**What you need to do**
Scan the listing below and copy every line holding "Internet".

**Data records**
+---+

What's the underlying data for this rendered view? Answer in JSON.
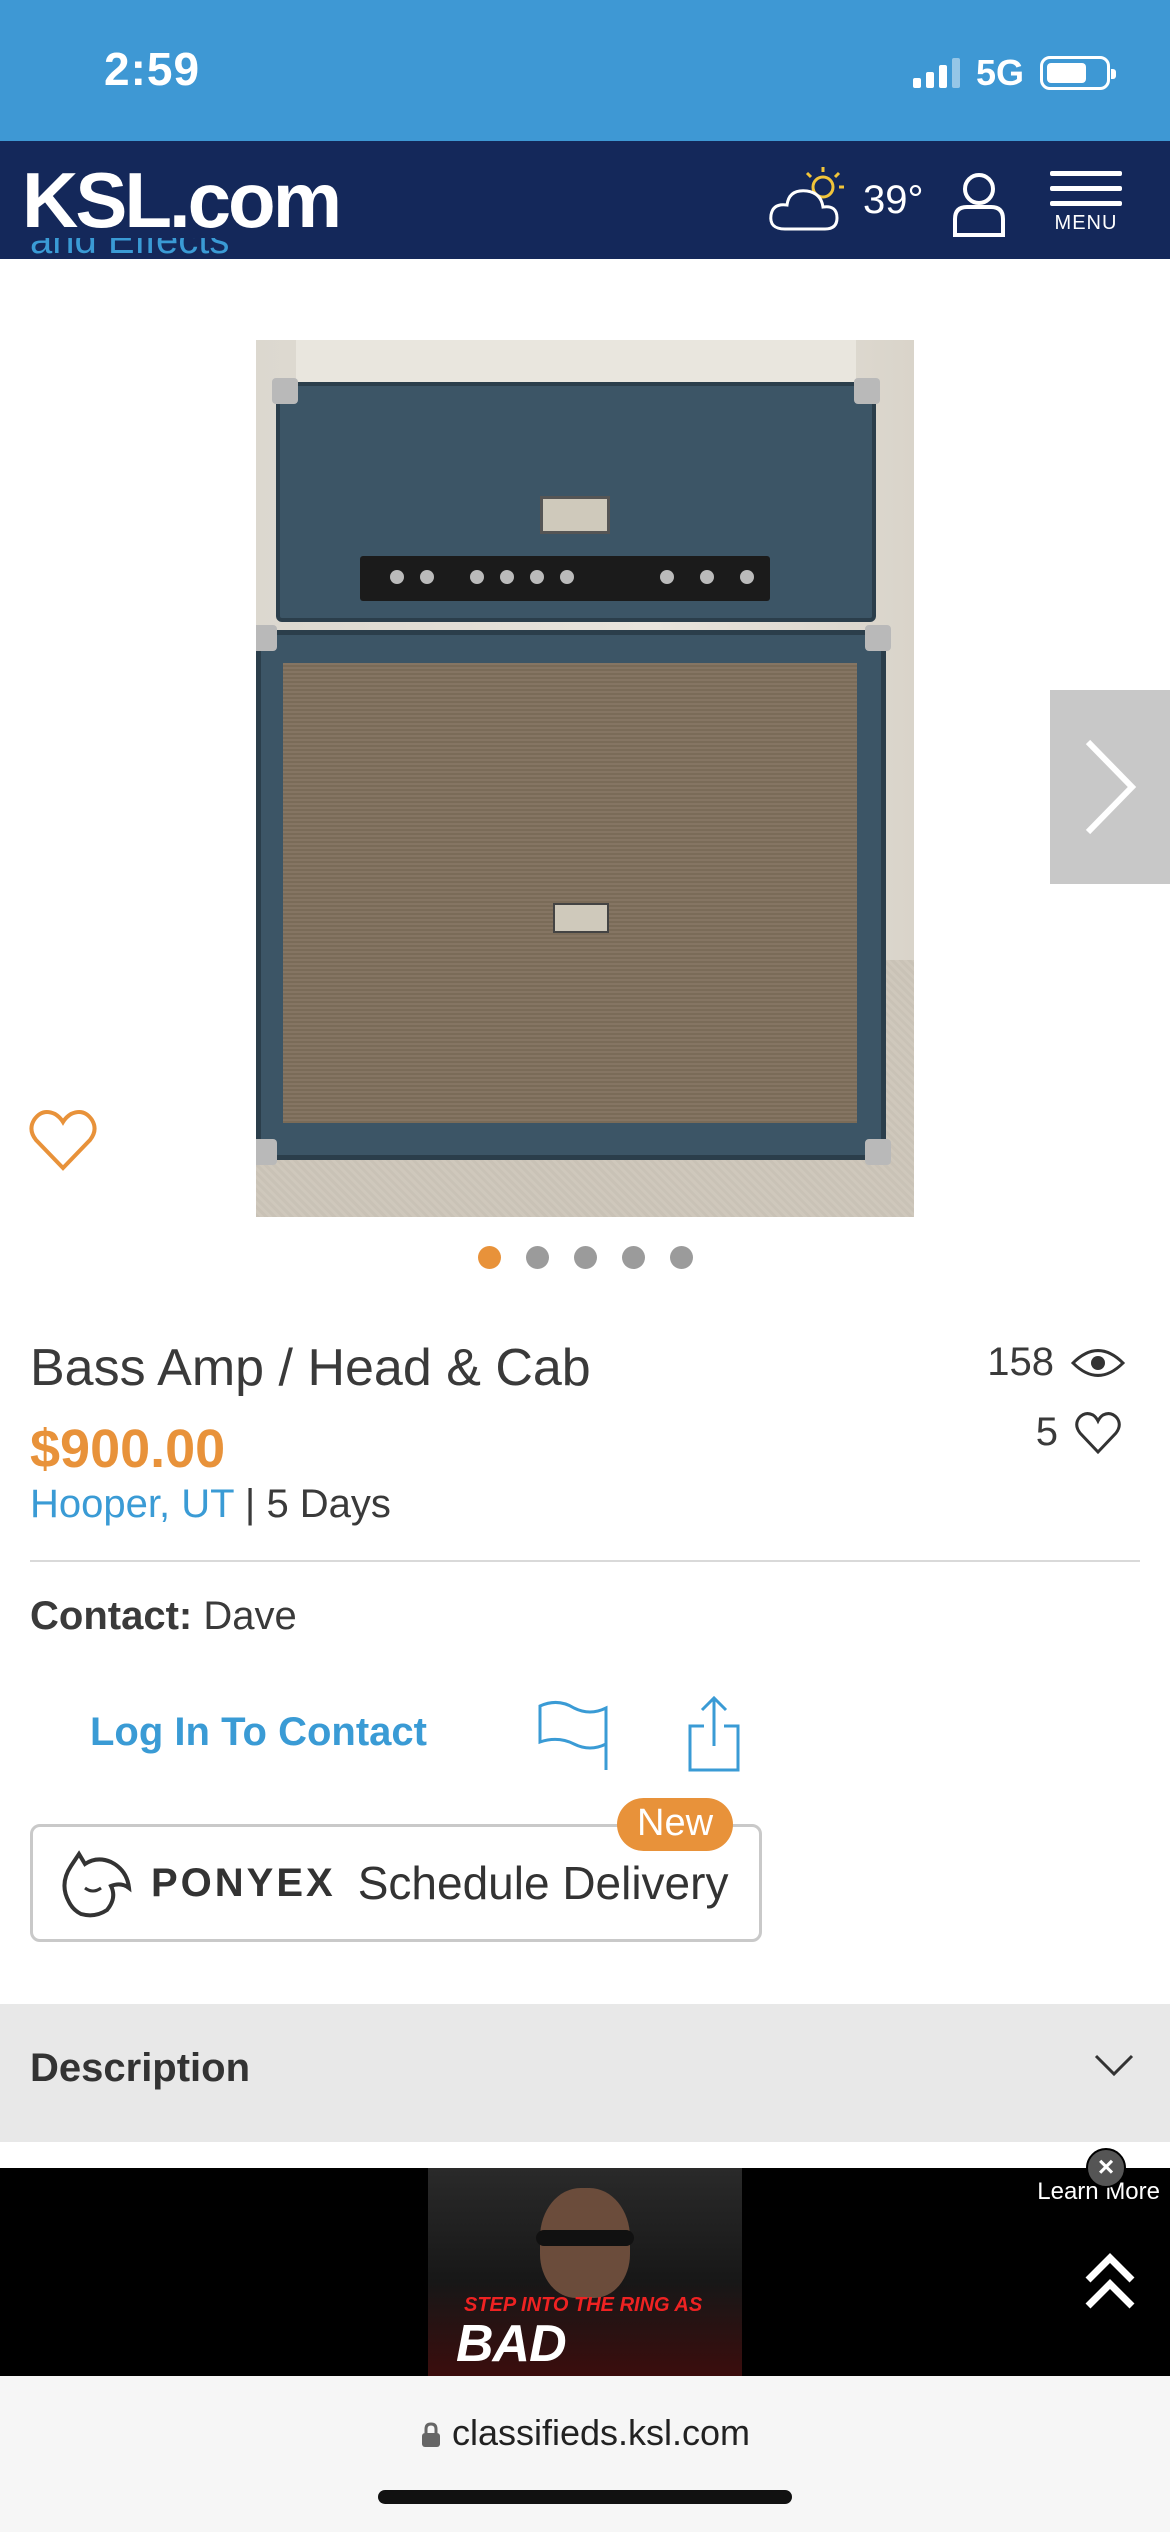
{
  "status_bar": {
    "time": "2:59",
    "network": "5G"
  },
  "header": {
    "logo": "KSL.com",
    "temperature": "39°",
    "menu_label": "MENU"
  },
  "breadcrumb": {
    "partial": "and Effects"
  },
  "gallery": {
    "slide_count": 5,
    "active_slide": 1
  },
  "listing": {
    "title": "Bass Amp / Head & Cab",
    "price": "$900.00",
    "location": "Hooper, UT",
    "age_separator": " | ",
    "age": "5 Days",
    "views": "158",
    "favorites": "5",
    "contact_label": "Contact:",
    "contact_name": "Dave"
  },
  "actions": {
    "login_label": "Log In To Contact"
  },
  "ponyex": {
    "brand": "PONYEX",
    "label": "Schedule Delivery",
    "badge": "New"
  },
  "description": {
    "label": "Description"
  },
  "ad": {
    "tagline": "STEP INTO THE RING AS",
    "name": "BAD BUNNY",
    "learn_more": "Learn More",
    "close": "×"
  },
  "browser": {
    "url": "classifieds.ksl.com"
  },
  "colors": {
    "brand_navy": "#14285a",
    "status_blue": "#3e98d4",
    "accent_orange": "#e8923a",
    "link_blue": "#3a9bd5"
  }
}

+---+

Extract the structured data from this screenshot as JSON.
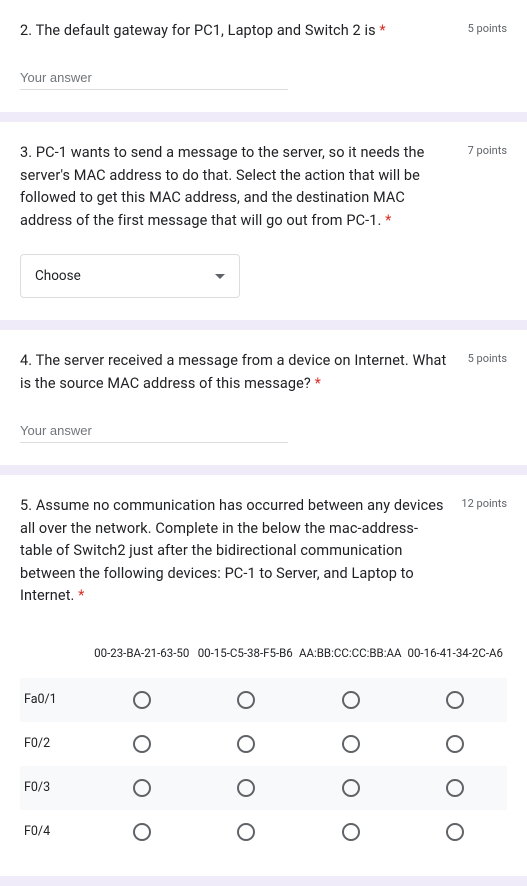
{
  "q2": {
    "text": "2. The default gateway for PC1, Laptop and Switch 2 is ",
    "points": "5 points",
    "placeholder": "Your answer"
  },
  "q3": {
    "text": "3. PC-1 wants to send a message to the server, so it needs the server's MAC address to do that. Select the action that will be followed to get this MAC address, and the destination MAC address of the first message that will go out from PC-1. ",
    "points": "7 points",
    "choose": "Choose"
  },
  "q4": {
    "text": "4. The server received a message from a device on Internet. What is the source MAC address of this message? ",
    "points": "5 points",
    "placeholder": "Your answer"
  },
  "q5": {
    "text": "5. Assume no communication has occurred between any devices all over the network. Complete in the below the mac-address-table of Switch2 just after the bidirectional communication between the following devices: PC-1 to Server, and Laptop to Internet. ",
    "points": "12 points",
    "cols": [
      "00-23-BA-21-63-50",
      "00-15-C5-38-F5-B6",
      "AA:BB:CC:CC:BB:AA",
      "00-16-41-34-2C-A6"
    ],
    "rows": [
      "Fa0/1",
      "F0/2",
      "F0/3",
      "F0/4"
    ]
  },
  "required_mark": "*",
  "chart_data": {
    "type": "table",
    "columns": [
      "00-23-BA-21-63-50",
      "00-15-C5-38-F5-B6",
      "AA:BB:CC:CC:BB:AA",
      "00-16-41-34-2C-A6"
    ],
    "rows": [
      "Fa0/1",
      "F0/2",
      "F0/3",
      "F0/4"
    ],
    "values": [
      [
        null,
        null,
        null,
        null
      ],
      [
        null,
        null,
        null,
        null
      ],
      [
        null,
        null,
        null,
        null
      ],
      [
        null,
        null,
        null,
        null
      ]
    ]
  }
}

+---+

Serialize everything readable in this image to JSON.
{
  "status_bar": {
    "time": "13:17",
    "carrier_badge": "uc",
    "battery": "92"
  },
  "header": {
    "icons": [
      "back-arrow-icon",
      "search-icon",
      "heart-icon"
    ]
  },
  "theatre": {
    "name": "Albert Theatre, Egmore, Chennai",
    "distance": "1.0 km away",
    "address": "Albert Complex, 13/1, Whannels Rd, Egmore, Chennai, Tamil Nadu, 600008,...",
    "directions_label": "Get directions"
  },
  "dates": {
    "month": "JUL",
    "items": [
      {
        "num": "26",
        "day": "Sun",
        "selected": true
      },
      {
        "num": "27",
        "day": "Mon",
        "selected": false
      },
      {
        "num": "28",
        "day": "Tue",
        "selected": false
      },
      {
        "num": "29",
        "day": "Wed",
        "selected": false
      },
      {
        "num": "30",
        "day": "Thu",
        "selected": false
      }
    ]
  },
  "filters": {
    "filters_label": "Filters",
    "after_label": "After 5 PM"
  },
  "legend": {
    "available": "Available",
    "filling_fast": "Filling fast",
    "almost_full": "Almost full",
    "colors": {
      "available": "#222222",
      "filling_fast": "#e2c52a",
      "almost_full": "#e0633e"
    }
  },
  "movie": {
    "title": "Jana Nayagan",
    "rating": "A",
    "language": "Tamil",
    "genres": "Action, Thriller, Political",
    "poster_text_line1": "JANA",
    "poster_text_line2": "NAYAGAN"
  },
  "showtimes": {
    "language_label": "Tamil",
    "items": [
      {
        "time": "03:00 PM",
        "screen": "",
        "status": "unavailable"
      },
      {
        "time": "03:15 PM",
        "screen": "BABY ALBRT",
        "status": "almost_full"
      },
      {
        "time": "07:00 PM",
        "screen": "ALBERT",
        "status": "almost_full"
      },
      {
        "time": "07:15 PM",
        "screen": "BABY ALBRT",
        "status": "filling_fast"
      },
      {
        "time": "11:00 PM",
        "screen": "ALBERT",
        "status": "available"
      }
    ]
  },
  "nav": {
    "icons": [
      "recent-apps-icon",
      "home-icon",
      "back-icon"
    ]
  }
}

+---+

**Result for this task**
    "text": "4. The server received a message from a device on Internet. What is the source MAC address of this message? ",
    "text": "5. Assume no communication has occurred between any devices all over the network. Complete in the below the mac-address-table of Switch2 just after the bidirectional communication between the following devices: PC-1 to Server, and Laptop to Internet. ",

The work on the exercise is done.